Items listed in a dataset:
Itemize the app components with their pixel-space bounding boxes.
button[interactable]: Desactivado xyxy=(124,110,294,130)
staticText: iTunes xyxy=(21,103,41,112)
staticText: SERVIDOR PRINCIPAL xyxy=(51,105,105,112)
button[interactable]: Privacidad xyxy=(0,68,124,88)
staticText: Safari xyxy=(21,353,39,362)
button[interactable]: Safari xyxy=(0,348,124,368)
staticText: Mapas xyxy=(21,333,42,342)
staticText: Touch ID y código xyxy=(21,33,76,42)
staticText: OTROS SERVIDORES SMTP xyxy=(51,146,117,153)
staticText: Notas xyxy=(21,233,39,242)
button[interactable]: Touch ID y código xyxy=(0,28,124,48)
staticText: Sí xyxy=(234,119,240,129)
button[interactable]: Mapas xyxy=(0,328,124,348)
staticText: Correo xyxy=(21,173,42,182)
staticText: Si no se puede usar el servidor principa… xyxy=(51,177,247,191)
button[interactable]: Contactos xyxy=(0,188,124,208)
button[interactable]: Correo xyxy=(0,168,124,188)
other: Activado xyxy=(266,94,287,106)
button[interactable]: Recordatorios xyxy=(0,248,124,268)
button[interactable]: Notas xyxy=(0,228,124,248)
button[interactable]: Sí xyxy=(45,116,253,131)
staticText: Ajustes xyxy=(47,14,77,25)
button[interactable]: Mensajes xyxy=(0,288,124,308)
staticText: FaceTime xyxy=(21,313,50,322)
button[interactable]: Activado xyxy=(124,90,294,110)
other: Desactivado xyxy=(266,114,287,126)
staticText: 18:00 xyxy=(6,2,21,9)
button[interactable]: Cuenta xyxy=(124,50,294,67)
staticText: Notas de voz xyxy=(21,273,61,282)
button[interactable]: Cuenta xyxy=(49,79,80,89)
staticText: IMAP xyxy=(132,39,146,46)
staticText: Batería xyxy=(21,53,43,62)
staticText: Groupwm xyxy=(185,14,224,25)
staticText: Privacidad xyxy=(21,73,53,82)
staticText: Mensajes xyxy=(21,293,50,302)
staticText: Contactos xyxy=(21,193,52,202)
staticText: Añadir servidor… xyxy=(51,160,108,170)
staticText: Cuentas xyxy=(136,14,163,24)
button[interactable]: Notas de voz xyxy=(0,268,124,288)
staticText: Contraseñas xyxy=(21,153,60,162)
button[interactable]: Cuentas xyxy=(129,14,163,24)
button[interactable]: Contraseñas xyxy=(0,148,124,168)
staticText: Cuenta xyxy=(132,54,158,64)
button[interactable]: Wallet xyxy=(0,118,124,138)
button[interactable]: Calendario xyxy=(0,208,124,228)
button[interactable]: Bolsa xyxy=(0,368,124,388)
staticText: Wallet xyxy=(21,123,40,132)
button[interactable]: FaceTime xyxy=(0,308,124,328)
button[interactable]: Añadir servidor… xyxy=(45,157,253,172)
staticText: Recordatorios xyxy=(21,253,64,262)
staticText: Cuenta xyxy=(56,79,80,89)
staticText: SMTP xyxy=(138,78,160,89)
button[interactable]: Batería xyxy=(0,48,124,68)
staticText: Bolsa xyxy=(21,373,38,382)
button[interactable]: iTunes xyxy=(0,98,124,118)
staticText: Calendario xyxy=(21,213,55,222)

**Exercise details**: Retype all of the items above line for line, with nothing changed.

**Answer to the problem**:
Itemize the app components with their pixel-space bounding boxes.
button[interactable]: Desactivado xyxy=(124,110,294,130)
staticText: iTunes xyxy=(21,103,41,112)
staticText: SERVIDOR PRINCIPAL xyxy=(51,105,105,112)
button[interactable]: Privacidad xyxy=(0,68,124,88)
staticText: Safari xyxy=(21,353,39,362)
button[interactable]: Safari xyxy=(0,348,124,368)
staticText: Mapas xyxy=(21,333,42,342)
staticText: Touch ID y código xyxy=(21,33,76,42)
staticText: OTROS SERVIDORES SMTP xyxy=(51,146,117,153)
staticText: Notas xyxy=(21,233,39,242)
button[interactable]: Touch ID y código xyxy=(0,28,124,48)
staticText: Sí xyxy=(234,119,240,129)
button[interactable]: Mapas xyxy=(0,328,124,348)
staticText: Correo xyxy=(21,173,42,182)
staticText: Si no se puede usar el servidor principa… xyxy=(51,177,247,191)
button[interactable]: Contactos xyxy=(0,188,124,208)
button[interactable]: Correo xyxy=(0,168,124,188)
other: Activado xyxy=(266,94,287,106)
button[interactable]: Recordatorios xyxy=(0,248,124,268)
button[interactable]: Notas xyxy=(0,228,124,248)
button[interactable]: Sí xyxy=(45,116,253,131)
staticText: Ajustes xyxy=(47,14,77,25)
button[interactable]: Mensajes xyxy=(0,288,124,308)
staticText: FaceTime xyxy=(21,313,50,322)
button[interactable]: Activado xyxy=(124,90,294,110)
other: Desactivado xyxy=(266,114,287,126)
staticText: 18:00 xyxy=(6,2,21,9)
button[interactable]: Cuenta xyxy=(124,50,294,67)
staticText: Notas de voz xyxy=(21,273,61,282)
button[interactable]: Cuenta xyxy=(49,79,80,89)
staticText: IMAP xyxy=(132,39,146,46)
staticText: Batería xyxy=(21,53,43,62)
staticText: Groupwm xyxy=(185,14,224,25)
staticText: Privacidad xyxy=(21,73,53,82)
staticText: Mensajes xyxy=(21,293,50,302)
staticText: Contactos xyxy=(21,193,52,202)
staticText: Añadir servidor… xyxy=(51,160,108,170)
staticText: Cuentas xyxy=(136,14,163,24)
button[interactable]: Notas de voz xyxy=(0,268,124,288)
staticText: Contraseñas xyxy=(21,153,60,162)
button[interactable]: Cuentas xyxy=(129,14,163,24)
button[interactable]: Contraseñas xyxy=(0,148,124,168)
staticText: Cuenta xyxy=(132,54,158,64)
button[interactable]: Wallet xyxy=(0,118,124,138)
button[interactable]: Calendario xyxy=(0,208,124,228)
button[interactable]: Bolsa xyxy=(0,368,124,388)
staticText: Wallet xyxy=(21,123,40,132)
button[interactable]: FaceTime xyxy=(0,308,124,328)
button[interactable]: Añadir servidor… xyxy=(45,157,253,172)
staticText: Recordatorios xyxy=(21,253,64,262)
staticText: Cuenta xyxy=(56,79,80,89)
staticText: SMTP xyxy=(138,78,160,89)
button[interactable]: Batería xyxy=(0,48,124,68)
staticText: Bolsa xyxy=(21,373,38,382)
button[interactable]: iTunes xyxy=(0,98,124,118)
staticText: Calendario xyxy=(21,213,55,222)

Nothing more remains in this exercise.